§ **Data provided**:
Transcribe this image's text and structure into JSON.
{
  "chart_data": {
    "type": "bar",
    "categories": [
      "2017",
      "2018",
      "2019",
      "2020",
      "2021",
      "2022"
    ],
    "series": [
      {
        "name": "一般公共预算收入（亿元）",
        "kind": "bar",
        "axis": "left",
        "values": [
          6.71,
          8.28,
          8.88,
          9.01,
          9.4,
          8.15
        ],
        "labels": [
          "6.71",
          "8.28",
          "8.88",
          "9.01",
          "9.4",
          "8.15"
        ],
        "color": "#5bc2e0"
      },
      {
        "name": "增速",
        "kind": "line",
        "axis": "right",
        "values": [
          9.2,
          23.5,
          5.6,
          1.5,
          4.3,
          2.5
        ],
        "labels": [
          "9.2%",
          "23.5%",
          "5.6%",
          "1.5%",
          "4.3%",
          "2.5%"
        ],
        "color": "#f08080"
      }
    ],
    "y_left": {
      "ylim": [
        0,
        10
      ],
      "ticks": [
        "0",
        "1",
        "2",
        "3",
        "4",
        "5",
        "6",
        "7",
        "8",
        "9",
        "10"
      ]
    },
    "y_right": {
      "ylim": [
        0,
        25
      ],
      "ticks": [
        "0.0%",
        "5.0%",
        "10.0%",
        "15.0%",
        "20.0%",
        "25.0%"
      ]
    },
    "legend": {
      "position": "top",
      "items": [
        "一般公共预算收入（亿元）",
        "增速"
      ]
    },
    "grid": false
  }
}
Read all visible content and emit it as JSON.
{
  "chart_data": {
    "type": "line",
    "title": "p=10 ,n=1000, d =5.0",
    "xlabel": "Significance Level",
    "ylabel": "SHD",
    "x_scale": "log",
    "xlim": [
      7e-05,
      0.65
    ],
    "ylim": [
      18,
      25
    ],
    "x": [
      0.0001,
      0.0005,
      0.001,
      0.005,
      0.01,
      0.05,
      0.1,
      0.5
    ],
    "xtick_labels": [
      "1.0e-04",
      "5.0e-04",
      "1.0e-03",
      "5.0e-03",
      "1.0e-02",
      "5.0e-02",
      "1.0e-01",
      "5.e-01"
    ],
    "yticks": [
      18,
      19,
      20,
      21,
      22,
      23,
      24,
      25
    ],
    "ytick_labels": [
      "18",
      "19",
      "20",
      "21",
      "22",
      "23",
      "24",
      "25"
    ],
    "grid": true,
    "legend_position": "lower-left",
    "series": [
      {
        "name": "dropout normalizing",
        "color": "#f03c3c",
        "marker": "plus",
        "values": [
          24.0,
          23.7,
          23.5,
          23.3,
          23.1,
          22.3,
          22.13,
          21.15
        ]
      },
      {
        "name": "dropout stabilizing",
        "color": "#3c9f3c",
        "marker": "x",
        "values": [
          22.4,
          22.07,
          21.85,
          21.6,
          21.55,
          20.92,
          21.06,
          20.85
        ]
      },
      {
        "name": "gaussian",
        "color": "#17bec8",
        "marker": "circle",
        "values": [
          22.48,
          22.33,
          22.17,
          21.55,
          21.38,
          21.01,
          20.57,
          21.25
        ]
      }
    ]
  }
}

§ **Exercise description**: Sift the material for lines with the string "JSON". Copy each one found.

§ **Correct output**:
Transcribe this image's text and structure into JSON.
Read all visible content and emit it as JSON.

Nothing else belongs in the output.